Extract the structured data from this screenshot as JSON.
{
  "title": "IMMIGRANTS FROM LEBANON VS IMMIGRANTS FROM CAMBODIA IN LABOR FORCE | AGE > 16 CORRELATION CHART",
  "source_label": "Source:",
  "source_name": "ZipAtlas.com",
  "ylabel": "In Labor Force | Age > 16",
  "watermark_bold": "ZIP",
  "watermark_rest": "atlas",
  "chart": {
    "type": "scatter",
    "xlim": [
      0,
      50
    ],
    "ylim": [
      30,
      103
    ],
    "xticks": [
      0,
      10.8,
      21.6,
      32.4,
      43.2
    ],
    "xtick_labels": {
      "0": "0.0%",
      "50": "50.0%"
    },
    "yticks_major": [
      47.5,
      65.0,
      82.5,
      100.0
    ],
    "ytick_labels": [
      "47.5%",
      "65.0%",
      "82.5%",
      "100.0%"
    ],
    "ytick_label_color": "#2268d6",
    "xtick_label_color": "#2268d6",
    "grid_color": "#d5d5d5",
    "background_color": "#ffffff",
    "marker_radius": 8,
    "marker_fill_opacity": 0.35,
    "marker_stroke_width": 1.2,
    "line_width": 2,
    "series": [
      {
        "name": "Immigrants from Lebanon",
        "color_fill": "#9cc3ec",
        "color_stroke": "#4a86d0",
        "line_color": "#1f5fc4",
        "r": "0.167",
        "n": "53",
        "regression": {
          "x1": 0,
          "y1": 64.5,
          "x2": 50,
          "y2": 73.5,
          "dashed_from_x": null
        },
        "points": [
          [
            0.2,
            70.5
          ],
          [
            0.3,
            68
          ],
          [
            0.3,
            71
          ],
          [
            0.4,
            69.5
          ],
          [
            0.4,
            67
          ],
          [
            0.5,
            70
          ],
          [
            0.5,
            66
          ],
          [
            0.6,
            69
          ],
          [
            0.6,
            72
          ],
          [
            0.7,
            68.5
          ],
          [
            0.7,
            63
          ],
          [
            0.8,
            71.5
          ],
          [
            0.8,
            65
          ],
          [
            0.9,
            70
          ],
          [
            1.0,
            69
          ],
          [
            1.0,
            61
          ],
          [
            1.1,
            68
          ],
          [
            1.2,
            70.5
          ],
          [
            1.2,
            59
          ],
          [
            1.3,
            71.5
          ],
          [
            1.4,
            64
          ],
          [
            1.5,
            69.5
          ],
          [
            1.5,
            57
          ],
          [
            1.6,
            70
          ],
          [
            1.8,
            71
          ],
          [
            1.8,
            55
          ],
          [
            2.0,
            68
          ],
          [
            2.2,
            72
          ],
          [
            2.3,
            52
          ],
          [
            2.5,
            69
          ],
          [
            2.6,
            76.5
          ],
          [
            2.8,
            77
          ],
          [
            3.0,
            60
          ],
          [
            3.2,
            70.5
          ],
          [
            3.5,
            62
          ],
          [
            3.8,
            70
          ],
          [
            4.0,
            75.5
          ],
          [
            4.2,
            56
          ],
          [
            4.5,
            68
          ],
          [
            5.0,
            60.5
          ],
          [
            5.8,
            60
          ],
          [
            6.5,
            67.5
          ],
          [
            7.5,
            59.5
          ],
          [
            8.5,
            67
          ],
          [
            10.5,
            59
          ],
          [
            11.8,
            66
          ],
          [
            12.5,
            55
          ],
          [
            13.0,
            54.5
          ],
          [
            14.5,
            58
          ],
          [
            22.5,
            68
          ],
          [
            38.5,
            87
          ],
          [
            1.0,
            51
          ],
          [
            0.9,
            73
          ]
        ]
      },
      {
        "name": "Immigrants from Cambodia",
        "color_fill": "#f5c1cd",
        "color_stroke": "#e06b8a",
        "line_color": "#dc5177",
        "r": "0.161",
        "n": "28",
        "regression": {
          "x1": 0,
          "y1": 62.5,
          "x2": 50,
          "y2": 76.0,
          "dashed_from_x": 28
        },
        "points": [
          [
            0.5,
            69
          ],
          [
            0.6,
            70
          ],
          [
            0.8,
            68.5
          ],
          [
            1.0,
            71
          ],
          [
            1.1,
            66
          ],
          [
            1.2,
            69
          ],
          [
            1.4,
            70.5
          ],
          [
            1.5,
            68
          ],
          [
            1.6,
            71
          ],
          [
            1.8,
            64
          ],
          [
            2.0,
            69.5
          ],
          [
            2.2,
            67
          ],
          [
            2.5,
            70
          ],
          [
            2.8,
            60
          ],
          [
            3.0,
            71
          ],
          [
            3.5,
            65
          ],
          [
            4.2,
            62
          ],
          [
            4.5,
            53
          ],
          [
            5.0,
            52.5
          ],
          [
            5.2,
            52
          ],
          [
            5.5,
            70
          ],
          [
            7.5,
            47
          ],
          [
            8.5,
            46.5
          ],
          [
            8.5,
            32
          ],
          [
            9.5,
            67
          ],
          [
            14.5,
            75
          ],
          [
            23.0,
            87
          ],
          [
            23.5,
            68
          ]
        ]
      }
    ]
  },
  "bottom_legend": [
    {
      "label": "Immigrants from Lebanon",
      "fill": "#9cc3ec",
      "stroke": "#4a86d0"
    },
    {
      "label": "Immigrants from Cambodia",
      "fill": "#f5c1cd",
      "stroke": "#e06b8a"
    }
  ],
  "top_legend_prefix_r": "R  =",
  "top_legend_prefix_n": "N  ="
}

*Set problem*: Write an exact transcription of every entry above.

*Result*:
Extract the structured data from this screenshot as JSON.
{
  "title": "IMMIGRANTS FROM LEBANON VS IMMIGRANTS FROM CAMBODIA IN LABOR FORCE | AGE > 16 CORRELATION CHART",
  "source_label": "Source:",
  "source_name": "ZipAtlas.com",
  "ylabel": "In Labor Force | Age > 16",
  "watermark_bold": "ZIP",
  "watermark_rest": "atlas",
  "chart": {
    "type": "scatter",
    "xlim": [
      0,
      50
    ],
    "ylim": [
      30,
      103
    ],
    "xticks": [
      0,
      10.8,
      21.6,
      32.4,
      43.2
    ],
    "xtick_labels": {
      "0": "0.0%",
      "50": "50.0%"
    },
    "yticks_major": [
      47.5,
      65.0,
      82.5,
      100.0
    ],
    "ytick_labels": [
      "47.5%",
      "65.0%",
      "82.5%",
      "100.0%"
    ],
    "ytick_label_color": "#2268d6",
    "xtick_label_color": "#2268d6",
    "grid_color": "#d5d5d5",
    "background_color": "#ffffff",
    "marker_radius": 8,
    "marker_fill_opacity": 0.35,
    "marker_stroke_width": 1.2,
    "line_width": 2,
    "series": [
      {
        "name": "Immigrants from Lebanon",
        "color_fill": "#9cc3ec",
        "color_stroke": "#4a86d0",
        "line_color": "#1f5fc4",
        "r": "0.167",
        "n": "53",
        "regression": {
          "x1": 0,
          "y1": 64.5,
          "x2": 50,
          "y2": 73.5,
          "dashed_from_x": null
        },
        "points": [
          [
            0.2,
            70.5
          ],
          [
            0.3,
            68
          ],
          [
            0.3,
            71
          ],
          [
            0.4,
            69.5
          ],
          [
            0.4,
            67
          ],
          [
            0.5,
            70
          ],
          [
            0.5,
            66
          ],
          [
            0.6,
            69
          ],
          [
            0.6,
            72
          ],
          [
            0.7,
            68.5
          ],
          [
            0.7,
            63
          ],
          [
            0.8,
            71.5
          ],
          [
            0.8,
            65
          ],
          [
            0.9,
            70
          ],
          [
            1.0,
            69
          ],
          [
            1.0,
            61
          ],
          [
            1.1,
            68
          ],
          [
            1.2,
            70.5
          ],
          [
            1.2,
            59
          ],
          [
            1.3,
            71.5
          ],
          [
            1.4,
            64
          ],
          [
            1.5,
            69.5
          ],
          [
            1.5,
            57
          ],
          [
            1.6,
            70
          ],
          [
            1.8,
            71
          ],
          [
            1.8,
            55
          ],
          [
            2.0,
            68
          ],
          [
            2.2,
            72
          ],
          [
            2.3,
            52
          ],
          [
            2.5,
            69
          ],
          [
            2.6,
            76.5
          ],
          [
            2.8,
            77
          ],
          [
            3.0,
            60
          ],
          [
            3.2,
            70.5
          ],
          [
            3.5,
            62
          ],
          [
            3.8,
            70
          ],
          [
            4.0,
            75.5
          ],
          [
            4.2,
            56
          ],
          [
            4.5,
            68
          ],
          [
            5.0,
            60.5
          ],
          [
            5.8,
            60
          ],
          [
            6.5,
            67.5
          ],
          [
            7.5,
            59.5
          ],
          [
            8.5,
            67
          ],
          [
            10.5,
            59
          ],
          [
            11.8,
            66
          ],
          [
            12.5,
            55
          ],
          [
            13.0,
            54.5
          ],
          [
            14.5,
            58
          ],
          [
            22.5,
            68
          ],
          [
            38.5,
            87
          ],
          [
            1.0,
            51
          ],
          [
            0.9,
            73
          ]
        ]
      },
      {
        "name": "Immigrants from Cambodia",
        "color_fill": "#f5c1cd",
        "color_stroke": "#e06b8a",
        "line_color": "#dc5177",
        "r": "0.161",
        "n": "28",
        "regression": {
          "x1": 0,
          "y1": 62.5,
          "x2": 50,
          "y2": 76.0,
          "dashed_from_x": 28
        },
        "points": [
          [
            0.5,
            69
          ],
          [
            0.6,
            70
          ],
          [
            0.8,
            68.5
          ],
          [
            1.0,
            71
          ],
          [
            1.1,
            66
          ],
          [
            1.2,
            69
          ],
          [
            1.4,
            70.5
          ],
          [
            1.5,
            68
          ],
          [
            1.6,
            71
          ],
          [
            1.8,
            64
          ],
          [
            2.0,
            69.5
          ],
          [
            2.2,
            67
          ],
          [
            2.5,
            70
          ],
          [
            2.8,
            60
          ],
          [
            3.0,
            71
          ],
          [
            3.5,
            65
          ],
          [
            4.2,
            62
          ],
          [
            4.5,
            53
          ],
          [
            5.0,
            52.5
          ],
          [
            5.2,
            52
          ],
          [
            5.5,
            70
          ],
          [
            7.5,
            47
          ],
          [
            8.5,
            46.5
          ],
          [
            8.5,
            32
          ],
          [
            9.5,
            67
          ],
          [
            14.5,
            75
          ],
          [
            23.0,
            87
          ],
          [
            23.5,
            68
          ]
        ]
      }
    ]
  },
  "bottom_legend": [
    {
      "label": "Immigrants from Lebanon",
      "fill": "#9cc3ec",
      "stroke": "#4a86d0"
    },
    {
      "label": "Immigrants from Cambodia",
      "fill": "#f5c1cd",
      "stroke": "#e06b8a"
    }
  ],
  "top_legend_prefix_r": "R  =",
  "top_legend_prefix_n": "N  ="
}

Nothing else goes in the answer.